<<<<

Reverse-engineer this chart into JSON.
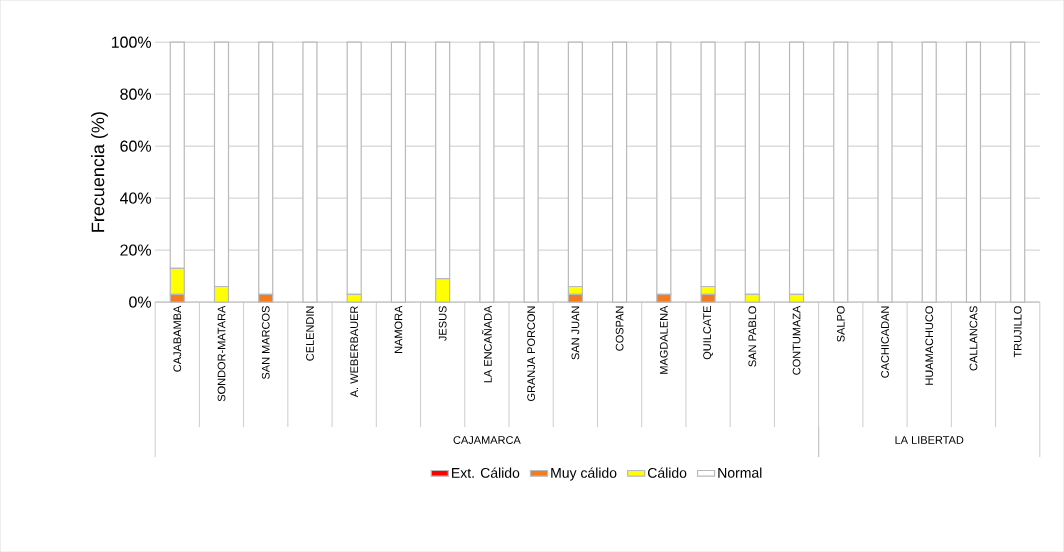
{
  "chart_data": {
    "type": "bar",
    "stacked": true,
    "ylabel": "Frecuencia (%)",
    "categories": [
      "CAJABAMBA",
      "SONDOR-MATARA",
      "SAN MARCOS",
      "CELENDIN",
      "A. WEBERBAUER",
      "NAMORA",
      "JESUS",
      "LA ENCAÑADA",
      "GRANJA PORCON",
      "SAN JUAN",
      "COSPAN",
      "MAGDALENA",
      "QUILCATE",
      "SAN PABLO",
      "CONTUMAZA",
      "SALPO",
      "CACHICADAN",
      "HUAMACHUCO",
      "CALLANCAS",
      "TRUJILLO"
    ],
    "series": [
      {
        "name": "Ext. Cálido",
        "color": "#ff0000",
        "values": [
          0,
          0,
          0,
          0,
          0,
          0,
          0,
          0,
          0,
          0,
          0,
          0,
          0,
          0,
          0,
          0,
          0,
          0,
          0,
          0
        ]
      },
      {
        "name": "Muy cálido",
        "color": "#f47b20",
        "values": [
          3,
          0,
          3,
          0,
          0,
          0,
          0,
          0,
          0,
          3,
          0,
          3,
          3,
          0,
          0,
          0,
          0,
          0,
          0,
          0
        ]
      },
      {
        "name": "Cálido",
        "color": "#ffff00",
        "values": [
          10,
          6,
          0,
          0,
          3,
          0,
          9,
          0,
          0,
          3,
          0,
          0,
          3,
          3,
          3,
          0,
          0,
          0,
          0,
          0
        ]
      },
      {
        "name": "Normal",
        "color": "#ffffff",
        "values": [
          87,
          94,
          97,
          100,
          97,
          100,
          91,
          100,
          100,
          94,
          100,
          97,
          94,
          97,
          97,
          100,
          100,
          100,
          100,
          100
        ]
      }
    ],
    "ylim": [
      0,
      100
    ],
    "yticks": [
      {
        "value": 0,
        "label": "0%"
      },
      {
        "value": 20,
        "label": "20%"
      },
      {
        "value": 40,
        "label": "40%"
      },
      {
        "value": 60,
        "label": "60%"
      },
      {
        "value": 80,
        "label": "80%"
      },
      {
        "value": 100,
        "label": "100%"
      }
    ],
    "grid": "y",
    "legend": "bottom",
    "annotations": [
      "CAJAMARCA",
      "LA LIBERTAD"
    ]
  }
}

>>>>

Show all lines from the records above where the word "color" occurs.

— TASK SOLUTION —
        "color": "#ff0000",
        "color": "#f47b20",
        "color": "#ffff00",
        "color": "#ffffff",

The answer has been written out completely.